Collected data entries
((
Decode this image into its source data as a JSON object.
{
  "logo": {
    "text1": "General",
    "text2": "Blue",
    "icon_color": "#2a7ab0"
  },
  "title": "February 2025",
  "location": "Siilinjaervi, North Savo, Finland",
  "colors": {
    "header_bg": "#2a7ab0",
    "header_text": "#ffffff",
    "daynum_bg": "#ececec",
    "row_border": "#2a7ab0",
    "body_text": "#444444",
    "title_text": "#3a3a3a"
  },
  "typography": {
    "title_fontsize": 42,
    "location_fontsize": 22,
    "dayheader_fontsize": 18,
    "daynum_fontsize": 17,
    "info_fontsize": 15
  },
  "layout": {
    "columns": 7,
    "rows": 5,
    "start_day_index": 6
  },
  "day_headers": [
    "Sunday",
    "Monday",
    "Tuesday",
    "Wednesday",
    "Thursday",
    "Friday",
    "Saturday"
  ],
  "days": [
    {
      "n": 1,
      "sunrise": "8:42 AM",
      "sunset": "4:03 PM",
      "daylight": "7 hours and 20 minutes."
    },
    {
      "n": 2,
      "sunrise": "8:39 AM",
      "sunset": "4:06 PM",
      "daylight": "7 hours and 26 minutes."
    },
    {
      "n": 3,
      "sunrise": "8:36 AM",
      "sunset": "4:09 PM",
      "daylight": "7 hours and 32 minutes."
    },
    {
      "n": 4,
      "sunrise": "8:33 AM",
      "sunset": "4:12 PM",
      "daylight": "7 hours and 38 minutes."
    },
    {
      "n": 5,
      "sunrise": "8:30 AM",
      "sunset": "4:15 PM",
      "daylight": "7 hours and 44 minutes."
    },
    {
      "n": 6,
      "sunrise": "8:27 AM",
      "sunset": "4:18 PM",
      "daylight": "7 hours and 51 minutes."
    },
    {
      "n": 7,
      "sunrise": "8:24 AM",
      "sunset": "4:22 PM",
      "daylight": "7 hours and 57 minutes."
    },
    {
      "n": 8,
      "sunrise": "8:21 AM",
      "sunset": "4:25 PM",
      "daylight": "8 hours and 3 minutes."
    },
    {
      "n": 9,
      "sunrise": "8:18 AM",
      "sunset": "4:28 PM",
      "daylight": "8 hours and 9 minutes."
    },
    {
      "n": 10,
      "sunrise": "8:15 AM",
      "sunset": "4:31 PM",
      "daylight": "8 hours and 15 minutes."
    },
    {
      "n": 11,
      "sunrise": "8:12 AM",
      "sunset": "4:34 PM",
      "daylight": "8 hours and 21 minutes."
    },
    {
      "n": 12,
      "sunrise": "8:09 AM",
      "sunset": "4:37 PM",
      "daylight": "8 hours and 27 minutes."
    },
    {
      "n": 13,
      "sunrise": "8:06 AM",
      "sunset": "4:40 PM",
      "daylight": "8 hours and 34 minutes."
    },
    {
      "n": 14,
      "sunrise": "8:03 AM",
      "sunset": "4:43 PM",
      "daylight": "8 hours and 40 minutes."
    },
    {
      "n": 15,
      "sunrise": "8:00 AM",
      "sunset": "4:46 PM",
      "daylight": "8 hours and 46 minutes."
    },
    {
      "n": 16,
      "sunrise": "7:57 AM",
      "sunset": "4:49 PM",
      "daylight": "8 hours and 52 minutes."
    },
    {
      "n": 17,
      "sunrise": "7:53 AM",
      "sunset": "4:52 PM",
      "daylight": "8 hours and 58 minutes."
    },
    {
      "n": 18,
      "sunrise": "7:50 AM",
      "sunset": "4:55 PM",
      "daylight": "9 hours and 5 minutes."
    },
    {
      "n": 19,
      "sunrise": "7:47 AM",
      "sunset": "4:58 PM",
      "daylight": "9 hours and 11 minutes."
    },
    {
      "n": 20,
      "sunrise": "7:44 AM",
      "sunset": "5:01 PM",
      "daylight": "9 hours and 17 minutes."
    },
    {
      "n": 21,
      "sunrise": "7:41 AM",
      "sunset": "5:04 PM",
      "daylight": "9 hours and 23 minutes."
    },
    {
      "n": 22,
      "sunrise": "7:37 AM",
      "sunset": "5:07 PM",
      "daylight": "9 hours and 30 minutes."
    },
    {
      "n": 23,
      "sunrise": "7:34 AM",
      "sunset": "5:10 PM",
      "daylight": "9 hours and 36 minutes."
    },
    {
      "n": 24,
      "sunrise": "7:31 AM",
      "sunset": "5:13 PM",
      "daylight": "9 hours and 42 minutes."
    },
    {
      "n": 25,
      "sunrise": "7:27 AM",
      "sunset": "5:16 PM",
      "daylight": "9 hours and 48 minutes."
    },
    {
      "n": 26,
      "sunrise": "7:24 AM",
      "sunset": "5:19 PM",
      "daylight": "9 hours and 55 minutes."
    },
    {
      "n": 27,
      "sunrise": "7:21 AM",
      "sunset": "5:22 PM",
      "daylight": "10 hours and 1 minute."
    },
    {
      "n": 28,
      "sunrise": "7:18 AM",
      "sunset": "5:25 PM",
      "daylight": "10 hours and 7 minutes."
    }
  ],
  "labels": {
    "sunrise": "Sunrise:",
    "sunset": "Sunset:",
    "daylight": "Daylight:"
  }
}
))
Above are the records; retype them all without a single difference.

Decode this image into its source data as a JSON object.
{
  "logo": {
    "text1": "General",
    "text2": "Blue",
    "icon_color": "#2a7ab0"
  },
  "title": "February 2025",
  "location": "Siilinjaervi, North Savo, Finland",
  "colors": {
    "header_bg": "#2a7ab0",
    "header_text": "#ffffff",
    "daynum_bg": "#ececec",
    "row_border": "#2a7ab0",
    "body_text": "#444444",
    "title_text": "#3a3a3a"
  },
  "typography": {
    "title_fontsize": 42,
    "location_fontsize": 22,
    "dayheader_fontsize": 18,
    "daynum_fontsize": 17,
    "info_fontsize": 15
  },
  "layout": {
    "columns": 7,
    "rows": 5,
    "start_day_index": 6
  },
  "day_headers": [
    "Sunday",
    "Monday",
    "Tuesday",
    "Wednesday",
    "Thursday",
    "Friday",
    "Saturday"
  ],
  "days": [
    {
      "n": 1,
      "sunrise": "8:42 AM",
      "sunset": "4:03 PM",
      "daylight": "7 hours and 20 minutes."
    },
    {
      "n": 2,
      "sunrise": "8:39 AM",
      "sunset": "4:06 PM",
      "daylight": "7 hours and 26 minutes."
    },
    {
      "n": 3,
      "sunrise": "8:36 AM",
      "sunset": "4:09 PM",
      "daylight": "7 hours and 32 minutes."
    },
    {
      "n": 4,
      "sunrise": "8:33 AM",
      "sunset": "4:12 PM",
      "daylight": "7 hours and 38 minutes."
    },
    {
      "n": 5,
      "sunrise": "8:30 AM",
      "sunset": "4:15 PM",
      "daylight": "7 hours and 44 minutes."
    },
    {
      "n": 6,
      "sunrise": "8:27 AM",
      "sunset": "4:18 PM",
      "daylight": "7 hours and 51 minutes."
    },
    {
      "n": 7,
      "sunrise": "8:24 AM",
      "sunset": "4:22 PM",
      "daylight": "7 hours and 57 minutes."
    },
    {
      "n": 8,
      "sunrise": "8:21 AM",
      "sunset": "4:25 PM",
      "daylight": "8 hours and 3 minutes."
    },
    {
      "n": 9,
      "sunrise": "8:18 AM",
      "sunset": "4:28 PM",
      "daylight": "8 hours and 9 minutes."
    },
    {
      "n": 10,
      "sunrise": "8:15 AM",
      "sunset": "4:31 PM",
      "daylight": "8 hours and 15 minutes."
    },
    {
      "n": 11,
      "sunrise": "8:12 AM",
      "sunset": "4:34 PM",
      "daylight": "8 hours and 21 minutes."
    },
    {
      "n": 12,
      "sunrise": "8:09 AM",
      "sunset": "4:37 PM",
      "daylight": "8 hours and 27 minutes."
    },
    {
      "n": 13,
      "sunrise": "8:06 AM",
      "sunset": "4:40 PM",
      "daylight": "8 hours and 34 minutes."
    },
    {
      "n": 14,
      "sunrise": "8:03 AM",
      "sunset": "4:43 PM",
      "daylight": "8 hours and 40 minutes."
    },
    {
      "n": 15,
      "sunrise": "8:00 AM",
      "sunset": "4:46 PM",
      "daylight": "8 hours and 46 minutes."
    },
    {
      "n": 16,
      "sunrise": "7:57 AM",
      "sunset": "4:49 PM",
      "daylight": "8 hours and 52 minutes."
    },
    {
      "n": 17,
      "sunrise": "7:53 AM",
      "sunset": "4:52 PM",
      "daylight": "8 hours and 58 minutes."
    },
    {
      "n": 18,
      "sunrise": "7:50 AM",
      "sunset": "4:55 PM",
      "daylight": "9 hours and 5 minutes."
    },
    {
      "n": 19,
      "sunrise": "7:47 AM",
      "sunset": "4:58 PM",
      "daylight": "9 hours and 11 minutes."
    },
    {
      "n": 20,
      "sunrise": "7:44 AM",
      "sunset": "5:01 PM",
      "daylight": "9 hours and 17 minutes."
    },
    {
      "n": 21,
      "sunrise": "7:41 AM",
      "sunset": "5:04 PM",
      "daylight": "9 hours and 23 minutes."
    },
    {
      "n": 22,
      "sunrise": "7:37 AM",
      "sunset": "5:07 PM",
      "daylight": "9 hours and 30 minutes."
    },
    {
      "n": 23,
      "sunrise": "7:34 AM",
      "sunset": "5:10 PM",
      "daylight": "9 hours and 36 minutes."
    },
    {
      "n": 24,
      "sunrise": "7:31 AM",
      "sunset": "5:13 PM",
      "daylight": "9 hours and 42 minutes."
    },
    {
      "n": 25,
      "sunrise": "7:27 AM",
      "sunset": "5:16 PM",
      "daylight": "9 hours and 48 minutes."
    },
    {
      "n": 26,
      "sunrise": "7:24 AM",
      "sunset": "5:19 PM",
      "daylight": "9 hours and 55 minutes."
    },
    {
      "n": 27,
      "sunrise": "7:21 AM",
      "sunset": "5:22 PM",
      "daylight": "10 hours and 1 minute."
    },
    {
      "n": 28,
      "sunrise": "7:18 AM",
      "sunset": "5:25 PM",
      "daylight": "10 hours and 7 minutes."
    }
  ],
  "labels": {
    "sunrise": "Sunrise:",
    "sunset": "Sunset:",
    "daylight": "Daylight:"
  }
}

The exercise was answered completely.